[START]
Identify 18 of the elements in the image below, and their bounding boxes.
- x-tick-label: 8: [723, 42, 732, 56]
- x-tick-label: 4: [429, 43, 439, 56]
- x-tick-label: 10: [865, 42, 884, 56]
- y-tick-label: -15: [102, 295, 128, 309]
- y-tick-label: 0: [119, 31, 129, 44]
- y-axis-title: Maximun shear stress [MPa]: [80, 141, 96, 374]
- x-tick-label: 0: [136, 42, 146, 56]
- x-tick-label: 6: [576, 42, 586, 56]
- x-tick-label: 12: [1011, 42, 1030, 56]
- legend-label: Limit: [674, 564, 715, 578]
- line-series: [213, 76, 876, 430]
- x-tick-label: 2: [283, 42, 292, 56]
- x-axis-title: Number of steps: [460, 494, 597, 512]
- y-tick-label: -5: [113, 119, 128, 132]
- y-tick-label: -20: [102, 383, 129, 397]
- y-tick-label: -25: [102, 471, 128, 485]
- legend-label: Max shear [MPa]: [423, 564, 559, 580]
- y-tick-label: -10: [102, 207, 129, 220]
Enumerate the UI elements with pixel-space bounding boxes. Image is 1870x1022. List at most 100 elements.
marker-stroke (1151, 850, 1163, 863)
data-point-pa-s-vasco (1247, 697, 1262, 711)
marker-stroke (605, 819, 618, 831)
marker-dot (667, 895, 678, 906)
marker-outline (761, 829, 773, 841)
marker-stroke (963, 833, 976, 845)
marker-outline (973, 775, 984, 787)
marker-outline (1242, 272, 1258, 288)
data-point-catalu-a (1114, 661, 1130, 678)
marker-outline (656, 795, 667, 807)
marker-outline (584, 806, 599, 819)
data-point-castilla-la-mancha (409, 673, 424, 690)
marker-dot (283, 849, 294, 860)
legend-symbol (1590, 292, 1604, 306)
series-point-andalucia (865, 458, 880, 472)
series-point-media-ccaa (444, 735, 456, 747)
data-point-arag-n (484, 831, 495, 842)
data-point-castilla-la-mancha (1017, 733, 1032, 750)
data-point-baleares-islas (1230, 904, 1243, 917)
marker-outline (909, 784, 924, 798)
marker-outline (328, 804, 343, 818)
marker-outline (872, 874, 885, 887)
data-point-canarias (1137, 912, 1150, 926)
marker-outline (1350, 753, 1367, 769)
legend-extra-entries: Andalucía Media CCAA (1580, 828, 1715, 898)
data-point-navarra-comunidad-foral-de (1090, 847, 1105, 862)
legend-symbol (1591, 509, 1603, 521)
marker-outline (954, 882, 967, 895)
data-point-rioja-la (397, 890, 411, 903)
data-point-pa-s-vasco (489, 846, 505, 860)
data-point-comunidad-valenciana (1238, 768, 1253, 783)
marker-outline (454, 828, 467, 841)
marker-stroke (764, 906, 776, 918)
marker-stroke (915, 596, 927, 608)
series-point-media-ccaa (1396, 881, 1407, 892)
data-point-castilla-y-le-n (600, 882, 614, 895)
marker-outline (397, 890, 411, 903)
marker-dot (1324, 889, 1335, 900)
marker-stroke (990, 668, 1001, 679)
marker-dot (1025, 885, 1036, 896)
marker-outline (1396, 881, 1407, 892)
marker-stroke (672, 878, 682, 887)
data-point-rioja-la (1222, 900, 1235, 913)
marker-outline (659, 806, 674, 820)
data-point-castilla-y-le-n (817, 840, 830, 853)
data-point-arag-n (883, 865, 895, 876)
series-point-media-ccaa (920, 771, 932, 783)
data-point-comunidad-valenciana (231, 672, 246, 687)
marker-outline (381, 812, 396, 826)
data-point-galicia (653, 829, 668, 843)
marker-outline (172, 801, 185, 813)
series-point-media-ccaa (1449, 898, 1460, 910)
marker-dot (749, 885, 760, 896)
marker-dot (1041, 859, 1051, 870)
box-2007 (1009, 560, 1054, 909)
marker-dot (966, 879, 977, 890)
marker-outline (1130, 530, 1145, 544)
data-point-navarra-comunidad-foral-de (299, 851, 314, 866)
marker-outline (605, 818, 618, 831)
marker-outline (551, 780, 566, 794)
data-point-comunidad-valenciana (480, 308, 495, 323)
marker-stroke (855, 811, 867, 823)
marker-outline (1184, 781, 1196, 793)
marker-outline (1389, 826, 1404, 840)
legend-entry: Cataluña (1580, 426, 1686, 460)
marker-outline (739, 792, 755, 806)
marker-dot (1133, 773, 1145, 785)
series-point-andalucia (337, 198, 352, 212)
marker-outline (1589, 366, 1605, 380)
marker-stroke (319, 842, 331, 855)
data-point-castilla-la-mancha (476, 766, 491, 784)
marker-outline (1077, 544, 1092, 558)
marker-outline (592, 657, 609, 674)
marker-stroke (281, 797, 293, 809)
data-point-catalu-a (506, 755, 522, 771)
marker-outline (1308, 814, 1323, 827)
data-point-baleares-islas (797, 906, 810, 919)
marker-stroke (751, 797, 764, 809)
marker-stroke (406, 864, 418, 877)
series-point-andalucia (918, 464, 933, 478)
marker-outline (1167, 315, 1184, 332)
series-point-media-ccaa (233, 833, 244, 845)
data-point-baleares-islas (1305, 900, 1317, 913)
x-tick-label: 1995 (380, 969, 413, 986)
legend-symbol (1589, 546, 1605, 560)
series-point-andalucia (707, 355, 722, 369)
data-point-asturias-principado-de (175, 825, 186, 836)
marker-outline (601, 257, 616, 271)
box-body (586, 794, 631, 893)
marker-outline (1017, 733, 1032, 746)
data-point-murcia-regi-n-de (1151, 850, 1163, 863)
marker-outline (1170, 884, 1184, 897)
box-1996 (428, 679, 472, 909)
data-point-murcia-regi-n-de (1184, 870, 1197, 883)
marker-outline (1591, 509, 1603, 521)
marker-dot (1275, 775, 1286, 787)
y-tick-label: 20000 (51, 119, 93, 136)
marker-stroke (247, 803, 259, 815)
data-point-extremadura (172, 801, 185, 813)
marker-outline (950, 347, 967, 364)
[END]
▶ Short problem: Copy the records from the start through the line with "- y-tick-label: 0: [119, 31, 129, 44]", both ends included, but swap "x-tick-label" for "x-label" and change nothing else. Give only those lines.

▶ Completed exercise:
Identify 18 of the elements in the image below, and their bounding boxes.
- x-label: 8: [723, 42, 732, 56]
- x-label: 4: [429, 43, 439, 56]
- x-label: 10: [865, 42, 884, 56]
- y-tick-label: -15: [102, 295, 128, 309]
- y-tick-label: 0: [119, 31, 129, 44]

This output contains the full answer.